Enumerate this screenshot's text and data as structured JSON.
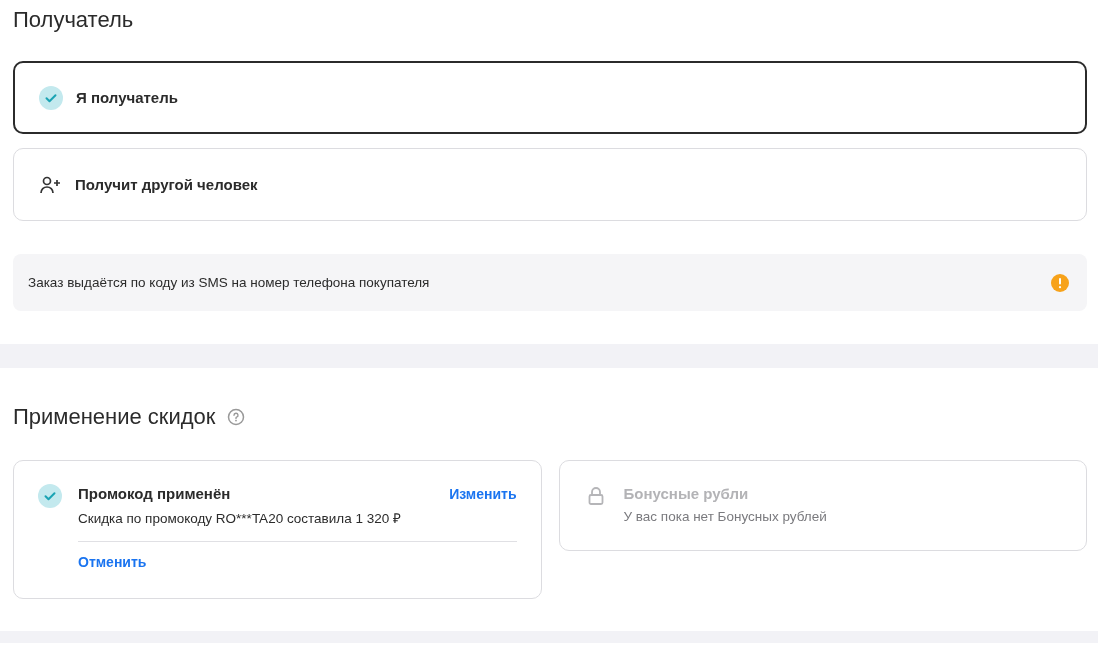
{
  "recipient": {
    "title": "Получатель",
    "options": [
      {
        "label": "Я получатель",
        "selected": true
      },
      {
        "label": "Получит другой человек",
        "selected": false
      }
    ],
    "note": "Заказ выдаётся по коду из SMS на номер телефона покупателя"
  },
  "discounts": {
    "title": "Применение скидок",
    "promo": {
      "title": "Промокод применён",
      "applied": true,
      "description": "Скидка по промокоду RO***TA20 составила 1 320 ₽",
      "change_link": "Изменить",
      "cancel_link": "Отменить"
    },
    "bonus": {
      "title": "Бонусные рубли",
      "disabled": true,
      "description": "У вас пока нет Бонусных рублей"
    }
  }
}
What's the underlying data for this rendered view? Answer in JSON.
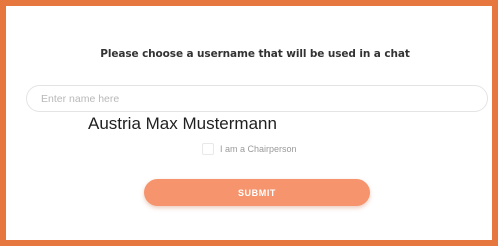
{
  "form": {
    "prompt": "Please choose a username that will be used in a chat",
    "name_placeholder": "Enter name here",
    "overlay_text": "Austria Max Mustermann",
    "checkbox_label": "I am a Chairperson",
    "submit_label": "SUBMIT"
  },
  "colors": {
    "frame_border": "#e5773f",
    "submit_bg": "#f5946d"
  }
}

PROBLEM STATEMENT: Set the listing down in full and exactly. Pictures within it should not appear in the copy.

TASK ANSWER:
Enumerate this screenshot's text and data as structured JSON.
{
  "recipient": {
    "title": "Получатель",
    "options": [
      {
        "label": "Я получатель",
        "selected": true
      },
      {
        "label": "Получит другой человек",
        "selected": false
      }
    ],
    "note": "Заказ выдаётся по коду из SMS на номер телефона покупателя"
  },
  "discounts": {
    "title": "Применение скидок",
    "promo": {
      "title": "Промокод применён",
      "applied": true,
      "description": "Скидка по промокоду RO***TA20 составила 1 320 ₽",
      "change_link": "Изменить",
      "cancel_link": "Отменить"
    },
    "bonus": {
      "title": "Бонусные рубли",
      "disabled": true,
      "description": "У вас пока нет Бонусных рублей"
    }
  }
}
What's the underlying data for this rendered view? Answer in JSON.
{
  "form": {
    "prompt": "Please choose a username that will be used in a chat",
    "name_placeholder": "Enter name here",
    "overlay_text": "Austria Max Mustermann",
    "checkbox_label": "I am a Chairperson",
    "submit_label": "SUBMIT"
  },
  "colors": {
    "frame_border": "#e5773f",
    "submit_bg": "#f5946d"
  }
}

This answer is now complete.